■ Material shown
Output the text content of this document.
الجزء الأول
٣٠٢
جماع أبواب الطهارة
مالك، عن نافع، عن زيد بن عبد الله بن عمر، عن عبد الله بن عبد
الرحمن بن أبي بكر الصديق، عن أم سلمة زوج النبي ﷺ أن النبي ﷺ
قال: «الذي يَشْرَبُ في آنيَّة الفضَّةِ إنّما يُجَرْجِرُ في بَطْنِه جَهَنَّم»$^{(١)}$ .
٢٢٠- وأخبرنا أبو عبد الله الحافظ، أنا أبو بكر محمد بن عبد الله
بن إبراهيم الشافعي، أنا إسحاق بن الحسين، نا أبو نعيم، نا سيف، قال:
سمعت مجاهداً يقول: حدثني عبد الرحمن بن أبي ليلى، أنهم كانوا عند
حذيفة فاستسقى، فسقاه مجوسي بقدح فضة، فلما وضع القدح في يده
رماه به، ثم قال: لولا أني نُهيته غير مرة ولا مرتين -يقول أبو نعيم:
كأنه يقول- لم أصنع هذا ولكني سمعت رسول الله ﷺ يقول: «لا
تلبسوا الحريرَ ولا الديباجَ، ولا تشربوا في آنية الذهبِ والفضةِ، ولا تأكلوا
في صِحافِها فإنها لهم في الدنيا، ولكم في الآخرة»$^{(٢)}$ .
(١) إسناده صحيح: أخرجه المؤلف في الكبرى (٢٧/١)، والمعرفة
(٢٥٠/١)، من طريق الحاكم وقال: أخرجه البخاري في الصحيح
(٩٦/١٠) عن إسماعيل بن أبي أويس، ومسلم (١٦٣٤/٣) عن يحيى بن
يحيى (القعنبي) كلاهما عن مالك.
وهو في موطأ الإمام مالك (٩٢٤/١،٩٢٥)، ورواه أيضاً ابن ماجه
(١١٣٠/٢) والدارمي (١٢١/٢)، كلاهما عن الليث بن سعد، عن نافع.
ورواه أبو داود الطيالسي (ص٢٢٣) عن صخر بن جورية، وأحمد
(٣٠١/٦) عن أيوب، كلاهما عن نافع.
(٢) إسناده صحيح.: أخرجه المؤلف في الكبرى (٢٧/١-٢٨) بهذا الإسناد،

■ The task
Extract, word for word, each line of the listing above.

■ Written answer
Output the text content of this document.
الجزء الأول
٣٠٢
جماع أبواب الطهارة
مالك، عن نافع، عن زيد بن عبد الله بن عمر، عن عبد الله بن عبد
الرحمن بن أبي بكر الصديق، عن أم سلمة زوج النبي ﷺ أن النبي ﷺ
قال: «الذي يَشْرَبُ في آنيَّة الفضَّةِ إنّما يُجَرْجِرُ في بَطْنِه جَهَنَّم»$^{(١)}$ .
٢٢٠- وأخبرنا أبو عبد الله الحافظ، أنا أبو بكر محمد بن عبد الله
بن إبراهيم الشافعي، أنا إسحاق بن الحسين، نا أبو نعيم، نا سيف، قال:
سمعت مجاهداً يقول: حدثني عبد الرحمن بن أبي ليلى، أنهم كانوا عند
حذيفة فاستسقى، فسقاه مجوسي بقدح فضة، فلما وضع القدح في يده
رماه به، ثم قال: لولا أني نُهيته غير مرة ولا مرتين -يقول أبو نعيم:
كأنه يقول- لم أصنع هذا ولكني سمعت رسول الله ﷺ يقول: «لا
تلبسوا الحريرَ ولا الديباجَ، ولا تشربوا في آنية الذهبِ والفضةِ، ولا تأكلوا
في صِحافِها فإنها لهم في الدنيا، ولكم في الآخرة»$^{(٢)}$ .
(١) إسناده صحيح: أخرجه المؤلف في الكبرى (٢٧/١)، والمعرفة
(٢٥٠/١)، من طريق الحاكم وقال: أخرجه البخاري في الصحيح
(٩٦/١٠) عن إسماعيل بن أبي أويس، ومسلم (١٦٣٤/٣) عن يحيى بن
يحيى (القعنبي) كلاهما عن مالك.
وهو في موطأ الإمام مالك (٩٢٤/١،٩٢٥)، ورواه أيضاً ابن ماجه
(١١٣٠/٢) والدارمي (١٢١/٢)، كلاهما عن الليث بن سعد، عن نافع.
ورواه أبو داود الطيالسي (ص٢٢٣) عن صخر بن جورية، وأحمد
(٣٠١/٦) عن أيوب، كلاهما عن نافع.
(٢) إسناده صحيح.: أخرجه المؤلف في الكبرى (٢٧/١-٢٨) بهذا الإسناد،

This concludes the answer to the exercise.